Stated problem:
Examine the entries and show every line in which the word "cura" is found.

— Start of Record excerpts —

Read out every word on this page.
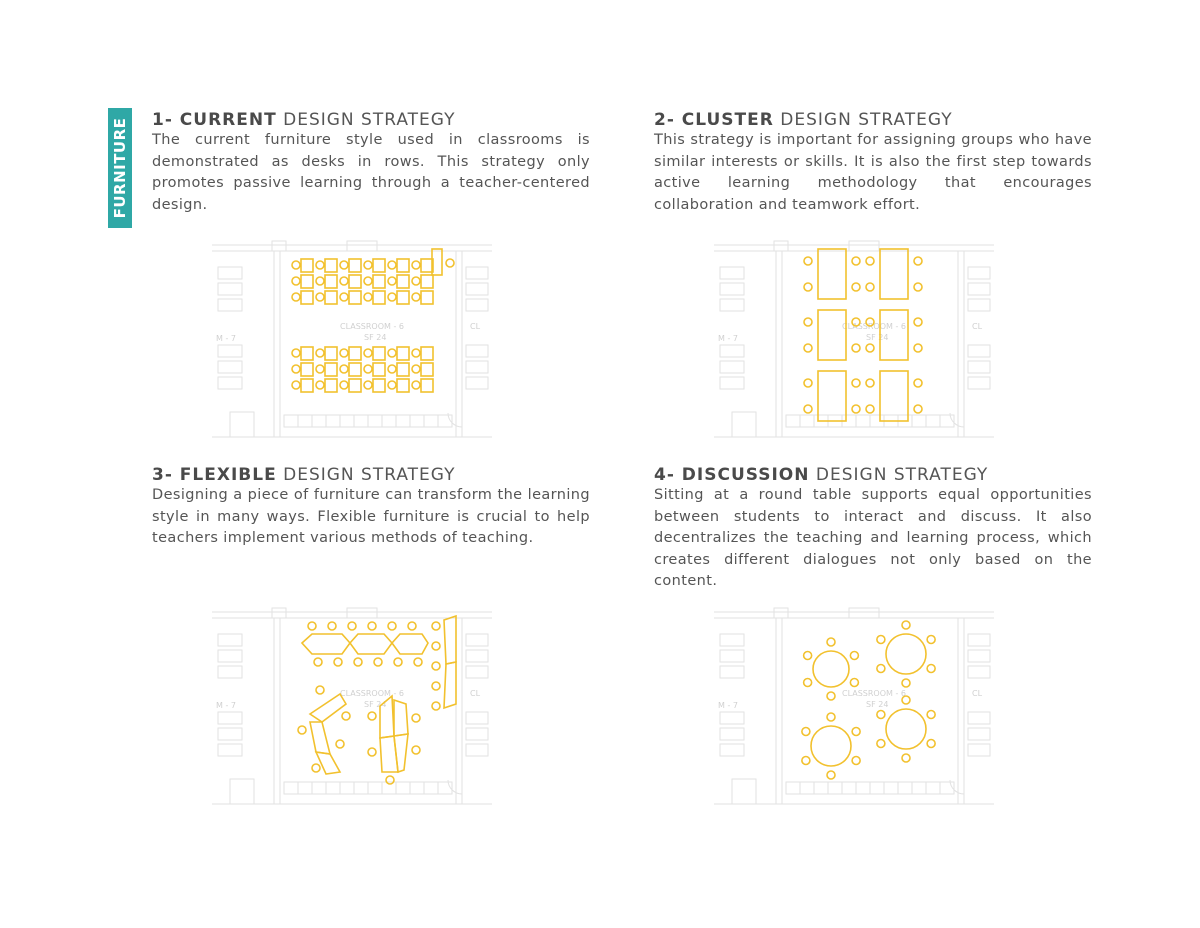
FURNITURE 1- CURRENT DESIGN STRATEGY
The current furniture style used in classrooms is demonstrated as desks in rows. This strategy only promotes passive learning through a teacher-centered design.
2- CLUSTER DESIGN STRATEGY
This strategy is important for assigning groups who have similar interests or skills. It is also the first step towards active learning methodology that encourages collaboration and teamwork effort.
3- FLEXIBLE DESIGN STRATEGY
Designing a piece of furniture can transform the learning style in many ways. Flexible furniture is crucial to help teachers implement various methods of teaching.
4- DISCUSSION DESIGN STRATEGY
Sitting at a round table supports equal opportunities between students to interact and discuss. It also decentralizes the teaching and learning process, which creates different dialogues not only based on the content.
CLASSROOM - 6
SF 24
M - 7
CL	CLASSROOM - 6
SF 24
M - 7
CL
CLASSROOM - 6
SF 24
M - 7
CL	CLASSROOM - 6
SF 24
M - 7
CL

— End of Record excerpts —
— Start of Record excerpts —

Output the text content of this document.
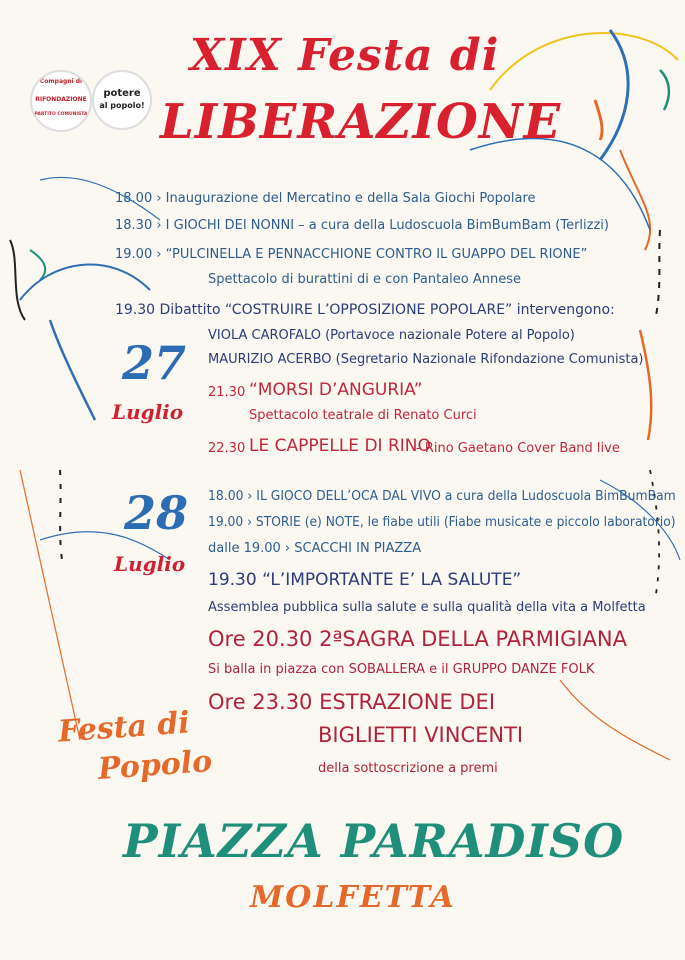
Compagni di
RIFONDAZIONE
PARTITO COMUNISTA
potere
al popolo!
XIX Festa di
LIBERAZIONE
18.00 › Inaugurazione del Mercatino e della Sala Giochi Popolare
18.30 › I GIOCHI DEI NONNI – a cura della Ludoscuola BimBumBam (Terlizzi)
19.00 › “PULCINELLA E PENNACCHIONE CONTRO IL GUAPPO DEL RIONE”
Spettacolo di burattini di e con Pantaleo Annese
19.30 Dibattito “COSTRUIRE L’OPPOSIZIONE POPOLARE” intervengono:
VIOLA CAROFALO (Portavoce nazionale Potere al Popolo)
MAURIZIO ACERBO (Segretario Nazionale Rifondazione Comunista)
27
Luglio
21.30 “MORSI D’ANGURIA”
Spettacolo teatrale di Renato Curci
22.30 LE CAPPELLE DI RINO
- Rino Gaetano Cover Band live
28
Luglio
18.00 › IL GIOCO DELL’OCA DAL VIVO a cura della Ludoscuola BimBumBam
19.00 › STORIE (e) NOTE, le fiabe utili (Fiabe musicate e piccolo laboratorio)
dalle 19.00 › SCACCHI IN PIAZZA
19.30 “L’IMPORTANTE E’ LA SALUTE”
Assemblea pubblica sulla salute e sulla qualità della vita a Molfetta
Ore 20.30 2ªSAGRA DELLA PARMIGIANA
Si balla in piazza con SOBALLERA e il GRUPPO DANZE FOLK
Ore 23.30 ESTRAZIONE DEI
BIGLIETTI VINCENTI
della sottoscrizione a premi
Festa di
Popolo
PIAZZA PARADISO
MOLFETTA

— End of Record excerpts —

Final result:
18.30 › I GIOCHI DEI NONNI – a cura della Ludoscuola BimBumBam (Terlizzi)
18.00 › IL GIOCO DELL’OCA DAL VIVO a cura della Ludoscuola BimBumBam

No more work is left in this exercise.